***** Source data *****

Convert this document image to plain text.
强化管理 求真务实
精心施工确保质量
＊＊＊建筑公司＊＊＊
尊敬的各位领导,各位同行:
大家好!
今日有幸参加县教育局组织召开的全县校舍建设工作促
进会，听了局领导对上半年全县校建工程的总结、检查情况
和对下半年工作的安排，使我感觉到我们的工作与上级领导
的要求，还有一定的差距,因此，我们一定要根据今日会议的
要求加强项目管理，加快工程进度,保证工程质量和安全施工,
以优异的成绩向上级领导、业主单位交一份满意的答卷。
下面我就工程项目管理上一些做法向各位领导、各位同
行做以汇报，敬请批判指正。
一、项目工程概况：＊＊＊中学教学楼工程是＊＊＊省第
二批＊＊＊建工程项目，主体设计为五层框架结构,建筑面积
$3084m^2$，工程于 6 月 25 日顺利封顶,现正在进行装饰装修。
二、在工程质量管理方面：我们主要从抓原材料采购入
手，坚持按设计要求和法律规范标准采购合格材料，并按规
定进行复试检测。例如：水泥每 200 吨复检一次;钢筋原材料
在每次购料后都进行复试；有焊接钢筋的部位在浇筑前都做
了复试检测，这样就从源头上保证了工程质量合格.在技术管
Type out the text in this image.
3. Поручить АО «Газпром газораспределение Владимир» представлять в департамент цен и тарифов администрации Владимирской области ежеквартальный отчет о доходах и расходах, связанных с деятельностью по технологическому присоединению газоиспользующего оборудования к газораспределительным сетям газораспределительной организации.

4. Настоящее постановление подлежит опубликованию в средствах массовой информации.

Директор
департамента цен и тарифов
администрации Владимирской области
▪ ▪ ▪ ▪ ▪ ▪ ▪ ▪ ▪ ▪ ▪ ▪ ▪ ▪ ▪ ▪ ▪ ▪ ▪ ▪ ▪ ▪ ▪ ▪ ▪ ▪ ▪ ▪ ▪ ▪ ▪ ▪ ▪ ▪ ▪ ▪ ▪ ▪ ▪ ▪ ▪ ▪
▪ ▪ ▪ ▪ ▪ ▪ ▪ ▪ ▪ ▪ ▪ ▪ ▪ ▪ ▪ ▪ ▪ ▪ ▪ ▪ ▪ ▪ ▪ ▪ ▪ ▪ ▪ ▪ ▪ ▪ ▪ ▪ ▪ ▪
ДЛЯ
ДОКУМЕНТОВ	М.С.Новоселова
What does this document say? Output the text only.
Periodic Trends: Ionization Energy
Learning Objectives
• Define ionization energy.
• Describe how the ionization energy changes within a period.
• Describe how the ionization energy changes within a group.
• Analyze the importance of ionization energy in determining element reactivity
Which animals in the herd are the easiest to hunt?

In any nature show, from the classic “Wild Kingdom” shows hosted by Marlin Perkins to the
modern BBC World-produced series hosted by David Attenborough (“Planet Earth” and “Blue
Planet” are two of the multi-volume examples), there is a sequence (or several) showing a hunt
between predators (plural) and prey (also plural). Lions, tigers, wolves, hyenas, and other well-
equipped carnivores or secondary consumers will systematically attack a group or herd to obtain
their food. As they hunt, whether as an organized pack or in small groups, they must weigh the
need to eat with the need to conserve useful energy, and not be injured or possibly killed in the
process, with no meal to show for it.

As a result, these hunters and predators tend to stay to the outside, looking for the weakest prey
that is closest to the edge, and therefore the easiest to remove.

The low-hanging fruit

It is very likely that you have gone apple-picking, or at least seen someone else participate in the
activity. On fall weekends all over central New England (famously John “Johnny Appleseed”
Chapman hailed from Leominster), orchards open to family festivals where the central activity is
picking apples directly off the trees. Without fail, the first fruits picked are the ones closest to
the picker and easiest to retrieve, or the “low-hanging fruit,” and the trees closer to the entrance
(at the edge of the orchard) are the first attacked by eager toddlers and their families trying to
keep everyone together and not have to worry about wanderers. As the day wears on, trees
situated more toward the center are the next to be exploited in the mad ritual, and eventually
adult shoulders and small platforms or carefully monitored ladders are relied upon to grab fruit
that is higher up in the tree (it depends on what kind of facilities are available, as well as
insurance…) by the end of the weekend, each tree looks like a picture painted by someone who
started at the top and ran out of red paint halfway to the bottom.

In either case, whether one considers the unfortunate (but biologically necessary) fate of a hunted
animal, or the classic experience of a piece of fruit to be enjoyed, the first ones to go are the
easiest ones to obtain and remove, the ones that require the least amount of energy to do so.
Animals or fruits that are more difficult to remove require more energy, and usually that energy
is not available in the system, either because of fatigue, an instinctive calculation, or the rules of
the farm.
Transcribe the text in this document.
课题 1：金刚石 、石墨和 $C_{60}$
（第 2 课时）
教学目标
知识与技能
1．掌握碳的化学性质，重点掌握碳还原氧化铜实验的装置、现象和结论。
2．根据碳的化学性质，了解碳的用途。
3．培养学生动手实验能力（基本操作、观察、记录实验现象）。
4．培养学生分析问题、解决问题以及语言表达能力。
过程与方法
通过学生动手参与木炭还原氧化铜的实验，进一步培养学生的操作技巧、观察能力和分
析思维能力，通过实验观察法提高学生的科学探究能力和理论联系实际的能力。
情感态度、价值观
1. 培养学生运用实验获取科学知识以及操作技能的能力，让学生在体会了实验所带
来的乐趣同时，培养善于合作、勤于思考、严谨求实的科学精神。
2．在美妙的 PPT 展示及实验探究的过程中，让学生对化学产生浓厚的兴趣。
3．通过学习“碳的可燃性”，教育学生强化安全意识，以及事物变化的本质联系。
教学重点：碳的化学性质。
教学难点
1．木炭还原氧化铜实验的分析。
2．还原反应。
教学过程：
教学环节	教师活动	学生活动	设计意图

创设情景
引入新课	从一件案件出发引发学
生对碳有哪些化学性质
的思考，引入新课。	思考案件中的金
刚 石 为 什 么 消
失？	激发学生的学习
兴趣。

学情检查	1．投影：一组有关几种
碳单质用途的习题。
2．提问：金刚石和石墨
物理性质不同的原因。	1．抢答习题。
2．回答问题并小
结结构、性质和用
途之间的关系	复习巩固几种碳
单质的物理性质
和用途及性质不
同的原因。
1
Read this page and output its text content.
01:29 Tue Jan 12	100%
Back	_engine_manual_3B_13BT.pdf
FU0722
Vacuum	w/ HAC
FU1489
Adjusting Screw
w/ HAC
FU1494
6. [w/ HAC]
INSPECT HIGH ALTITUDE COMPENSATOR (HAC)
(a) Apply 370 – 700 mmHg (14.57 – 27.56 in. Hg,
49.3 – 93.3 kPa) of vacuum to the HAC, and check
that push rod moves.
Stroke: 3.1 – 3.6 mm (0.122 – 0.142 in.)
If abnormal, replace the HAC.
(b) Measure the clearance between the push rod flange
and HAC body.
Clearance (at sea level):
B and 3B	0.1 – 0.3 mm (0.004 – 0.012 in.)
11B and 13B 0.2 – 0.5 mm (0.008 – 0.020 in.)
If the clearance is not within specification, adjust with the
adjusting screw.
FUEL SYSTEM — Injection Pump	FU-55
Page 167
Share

*****

To do
Transcribe each entry precisely, missing none.

Solution
Convert this document image to plain text.
强化管理 求真务实
精心施工确保质量
＊＊＊建筑公司＊＊＊
尊敬的各位领导,各位同行:
大家好!
今日有幸参加县教育局组织召开的全县校舍建设工作促
进会，听了局领导对上半年全县校建工程的总结、检查情况
和对下半年工作的安排，使我感觉到我们的工作与上级领导
的要求，还有一定的差距,因此，我们一定要根据今日会议的
要求加强项目管理，加快工程进度,保证工程质量和安全施工,
以优异的成绩向上级领导、业主单位交一份满意的答卷。
下面我就工程项目管理上一些做法向各位领导、各位同
行做以汇报，敬请批判指正。
一、项目工程概况：＊＊＊中学教学楼工程是＊＊＊省第
二批＊＊＊建工程项目，主体设计为五层框架结构,建筑面积
$3084m^2$，工程于 6 月 25 日顺利封顶,现正在进行装饰装修。
二、在工程质量管理方面：我们主要从抓原材料采购入
手，坚持按设计要求和法律规范标准采购合格材料，并按规
定进行复试检测。例如：水泥每 200 吨复检一次;钢筋原材料
在每次购料后都进行复试；有焊接钢筋的部位在浇筑前都做
了复试检测，这样就从源头上保证了工程质量合格.在技术管
Type out the text in this image.
3. Поручить АО «Газпром газораспределение Владимир» представлять в департамент цен и тарифов администрации Владимирской области ежеквартальный отчет о доходах и расходах, связанных с деятельностью по технологическому присоединению газоиспользующего оборудования к газораспределительным сетям газораспределительной организации.

4. Настоящее постановление подлежит опубликованию в средствах массовой информации.

Директор
департамента цен и тарифов
администрации Владимирской области
▪ ▪ ▪ ▪ ▪ ▪ ▪ ▪ ▪ ▪ ▪ ▪ ▪ ▪ ▪ ▪ ▪ ▪ ▪ ▪ ▪ ▪ ▪ ▪ ▪ ▪ ▪ ▪ ▪ ▪ ▪ ▪ ▪ ▪ ▪ ▪ ▪ ▪ ▪ ▪ ▪ ▪
▪ ▪ ▪ ▪ ▪ ▪ ▪ ▪ ▪ ▪ ▪ ▪ ▪ ▪ ▪ ▪ ▪ ▪ ▪ ▪ ▪ ▪ ▪ ▪ ▪ ▪ ▪ ▪ ▪ ▪ ▪ ▪ ▪ ▪
ДЛЯ
ДОКУМЕНТОВ	М.С.Новоселова
What does this document say? Output the text only.
Periodic Trends: Ionization Energy
Learning Objectives
• Define ionization energy.
• Describe how the ionization energy changes within a period.
• Describe how the ionization energy changes within a group.
• Analyze the importance of ionization energy in determining element reactivity
Which animals in the herd are the easiest to hunt?

In any nature show, from the classic “Wild Kingdom” shows hosted by Marlin Perkins to the
modern BBC World-produced series hosted by David Attenborough (“Planet Earth” and “Blue
Planet” are two of the multi-volume examples), there is a sequence (or several) showing a hunt
between predators (plural) and prey (also plural). Lions, tigers, wolves, hyenas, and other well-
equipped carnivores or secondary consumers will systematically attack a group or herd to obtain
their food. As they hunt, whether as an organized pack or in small groups, they must weigh the
need to eat with the need to conserve useful energy, and not be injured or possibly killed in the
process, with no meal to show for it.

As a result, these hunters and predators tend to stay to the outside, looking for the weakest prey
that is closest to the edge, and therefore the easiest to remove.

The low-hanging fruit

It is very likely that you have gone apple-picking, or at least seen someone else participate in the
activity. On fall weekends all over central New England (famously John “Johnny Appleseed”
Chapman hailed from Leominster), orchards open to family festivals where the central activity is
picking apples directly off the trees. Without fail, the first fruits picked are the ones closest to
the picker and easiest to retrieve, or the “low-hanging fruit,” and the trees closer to the entrance
(at the edge of the orchard) are the first attacked by eager toddlers and their families trying to
keep everyone together and not have to worry about wanderers. As the day wears on, trees
situated more toward the center are the next to be exploited in the mad ritual, and eventually
adult shoulders and small platforms or carefully monitored ladders are relied upon to grab fruit
that is higher up in the tree (it depends on what kind of facilities are available, as well as
insurance…) by the end of the weekend, each tree looks like a picture painted by someone who
started at the top and ran out of red paint halfway to the bottom.

In either case, whether one considers the unfortunate (but biologically necessary) fate of a hunted
animal, or the classic experience of a piece of fruit to be enjoyed, the first ones to go are the
easiest ones to obtain and remove, the ones that require the least amount of energy to do so.
Animals or fruits that are more difficult to remove require more energy, and usually that energy
is not available in the system, either because of fatigue, an instinctive calculation, or the rules of
the farm.
Transcribe the text in this document.
课题 1：金刚石 、石墨和 $C_{60}$
（第 2 课时）
教学目标
知识与技能
1．掌握碳的化学性质，重点掌握碳还原氧化铜实验的装置、现象和结论。
2．根据碳的化学性质，了解碳的用途。
3．培养学生动手实验能力（基本操作、观察、记录实验现象）。
4．培养学生分析问题、解决问题以及语言表达能力。
过程与方法
通过学生动手参与木炭还原氧化铜的实验，进一步培养学生的操作技巧、观察能力和分
析思维能力，通过实验观察法提高学生的科学探究能力和理论联系实际的能力。
情感态度、价值观
1. 培养学生运用实验获取科学知识以及操作技能的能力，让学生在体会了实验所带
来的乐趣同时，培养善于合作、勤于思考、严谨求实的科学精神。
2．在美妙的 PPT 展示及实验探究的过程中，让学生对化学产生浓厚的兴趣。
3．通过学习“碳的可燃性”，教育学生强化安全意识，以及事物变化的本质联系。
教学重点：碳的化学性质。
教学难点
1．木炭还原氧化铜实验的分析。
2．还原反应。
教学过程：
教学环节	教师活动	学生活动	设计意图

创设情景
引入新课	从一件案件出发引发学
生对碳有哪些化学性质
的思考，引入新课。	思考案件中的金
刚 石 为 什 么 消
失？	激发学生的学习
兴趣。

学情检查	1．投影：一组有关几种
碳单质用途的习题。
2．提问：金刚石和石墨
物理性质不同的原因。	1．抢答习题。
2．回答问题并小
结结构、性质和用
途之间的关系	复习巩固几种碳
单质的物理性质
和用途及性质不
同的原因。
1
Read this page and output its text content.
01:29 Tue Jan 12	100%
Back	_engine_manual_3B_13BT.pdf
FU0722
Vacuum	w/ HAC
FU1489
Adjusting Screw
w/ HAC
FU1494
6. [w/ HAC]
INSPECT HIGH ALTITUDE COMPENSATOR (HAC)
(a) Apply 370 – 700 mmHg (14.57 – 27.56 in. Hg,
49.3 – 93.3 kPa) of vacuum to the HAC, and check
that push rod moves.
Stroke: 3.1 – 3.6 mm (0.122 – 0.142 in.)
If abnormal, replace the HAC.
(b) Measure the clearance between the push rod flange
and HAC body.
Clearance (at sea level):
B and 3B	0.1 – 0.3 mm (0.004 – 0.012 in.)
11B and 13B 0.2 – 0.5 mm (0.008 – 0.020 in.)
If the clearance is not within specification, adjust with the
adjusting screw.
FUEL SYSTEM — Injection Pump	FU-55
Page 167
Share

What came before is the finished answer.